--- INPUT ---
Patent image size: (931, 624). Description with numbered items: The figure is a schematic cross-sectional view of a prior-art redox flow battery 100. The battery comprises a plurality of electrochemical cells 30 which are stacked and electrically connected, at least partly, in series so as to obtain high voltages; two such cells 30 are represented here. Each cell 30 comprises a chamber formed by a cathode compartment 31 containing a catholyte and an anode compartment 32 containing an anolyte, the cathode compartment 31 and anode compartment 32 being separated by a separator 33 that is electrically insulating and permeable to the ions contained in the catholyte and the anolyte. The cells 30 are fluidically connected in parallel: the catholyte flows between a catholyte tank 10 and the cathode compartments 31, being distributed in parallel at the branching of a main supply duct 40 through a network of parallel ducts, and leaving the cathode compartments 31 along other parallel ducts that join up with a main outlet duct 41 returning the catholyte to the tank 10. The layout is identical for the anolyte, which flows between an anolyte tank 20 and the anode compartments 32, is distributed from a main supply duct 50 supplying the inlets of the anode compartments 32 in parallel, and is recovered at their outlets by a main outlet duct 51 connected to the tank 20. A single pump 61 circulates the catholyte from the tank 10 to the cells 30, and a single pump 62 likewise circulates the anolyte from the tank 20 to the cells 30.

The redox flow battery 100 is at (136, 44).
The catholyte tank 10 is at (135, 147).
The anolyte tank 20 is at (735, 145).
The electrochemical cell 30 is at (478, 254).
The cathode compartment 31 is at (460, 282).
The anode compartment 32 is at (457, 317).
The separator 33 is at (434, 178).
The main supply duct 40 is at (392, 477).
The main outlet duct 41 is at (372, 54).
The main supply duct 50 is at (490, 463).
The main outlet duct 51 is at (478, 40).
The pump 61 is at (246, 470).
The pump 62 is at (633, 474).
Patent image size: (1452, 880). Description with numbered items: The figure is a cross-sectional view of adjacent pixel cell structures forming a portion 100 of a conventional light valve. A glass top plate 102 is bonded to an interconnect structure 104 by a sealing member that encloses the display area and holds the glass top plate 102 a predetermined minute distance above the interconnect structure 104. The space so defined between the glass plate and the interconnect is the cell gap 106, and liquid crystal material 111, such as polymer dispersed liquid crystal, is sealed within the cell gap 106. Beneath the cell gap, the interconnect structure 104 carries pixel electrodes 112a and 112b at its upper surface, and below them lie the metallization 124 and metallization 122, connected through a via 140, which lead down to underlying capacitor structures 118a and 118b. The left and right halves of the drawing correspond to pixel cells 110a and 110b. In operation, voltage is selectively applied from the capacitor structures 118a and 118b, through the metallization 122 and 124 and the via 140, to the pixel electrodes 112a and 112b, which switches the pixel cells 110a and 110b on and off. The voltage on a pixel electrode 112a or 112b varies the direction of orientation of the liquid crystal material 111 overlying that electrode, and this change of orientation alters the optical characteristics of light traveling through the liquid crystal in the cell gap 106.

--- HOW TO COMPLETE THIS TASK ---
Repeat all of the material, exactly as it reads.

--- OUTPUT OF THE EXERCISE ---
Patent image size: (931, 624). Description with numbered items: The figure is a schematic cross-sectional view of a prior-art redox flow battery 100. The battery comprises a plurality of electrochemical cells 30 which are stacked and electrically connected, at least partly, in series so as to obtain high voltages; two such cells 30 are represented here. Each cell 30 comprises a chamber formed by a cathode compartment 31 containing a catholyte and an anode compartment 32 containing an anolyte, the cathode compartment 31 and anode compartment 32 being separated by a separator 33 that is electrically insulating and permeable to the ions contained in the catholyte and the anolyte. The cells 30 are fluidically connected in parallel: the catholyte flows between a catholyte tank 10 and the cathode compartments 31, being distributed in parallel at the branching of a main supply duct 40 through a network of parallel ducts, and leaving the cathode compartments 31 along other parallel ducts that join up with a main outlet duct 41 returning the catholyte to the tank 10. The layout is identical for the anolyte, which flows between an anolyte tank 20 and the anode compartments 32, is distributed from a main supply duct 50 supplying the inlets of the anode compartments 32 in parallel, and is recovered at their outlets by a main outlet duct 51 connected to the tank 20. A single pump 61 circulates the catholyte from the tank 10 to the cells 30, and a single pump 62 likewise circulates the anolyte from the tank 20 to the cells 30.

The redox flow battery 100 is at (136, 44).
The catholyte tank 10 is at (135, 147).
The anolyte tank 20 is at (735, 145).
The electrochemical cell 30 is at (478, 254).
The cathode compartment 31 is at (460, 282).
The anode compartment 32 is at (457, 317).
The separator 33 is at (434, 178).
The main supply duct 40 is at (392, 477).
The main outlet duct 41 is at (372, 54).
The main supply duct 50 is at (490, 463).
The main outlet duct 51 is at (478, 40).
The pump 61 is at (246, 470).
The pump 62 is at (633, 474).
Patent image size: (1452, 880). Description with numbered items: The figure is a cross-sectional view of adjacent pixel cell structures forming a portion 100 of a conventional light valve. A glass top plate 102 is bonded to an interconnect structure 104 by a sealing member that encloses the display area and holds the glass top plate 102 a predetermined minute distance above the interconnect structure 104. The space so defined between the glass plate and the interconnect is the cell gap 106, and liquid crystal material 111, such as polymer dispersed liquid crystal, is sealed within the cell gap 106. Beneath the cell gap, the interconnect structure 104 carries pixel electrodes 112a and 112b at its upper surface, and below them lie the metallization 124 and metallization 122, connected through a via 140, which lead down to underlying capacitor structures 118a and 118b. The left and right halves of the drawing correspond to pixel cells 110a and 110b. In operation, voltage is selectively applied from the capacitor structures 118a and 118b, through the metallization 122 and 124 and the via 140, to the pixel electrodes 112a and 112b, which switches the pixel cells 110a and 110b on and off. The voltage on a pixel electrode 112a or 112b varies the direction of orientation of the liquid crystal material 111 overlying that electrode, and this change of orientation alters the optical characteristics of light traveling through the liquid crystal in the cell gap 106.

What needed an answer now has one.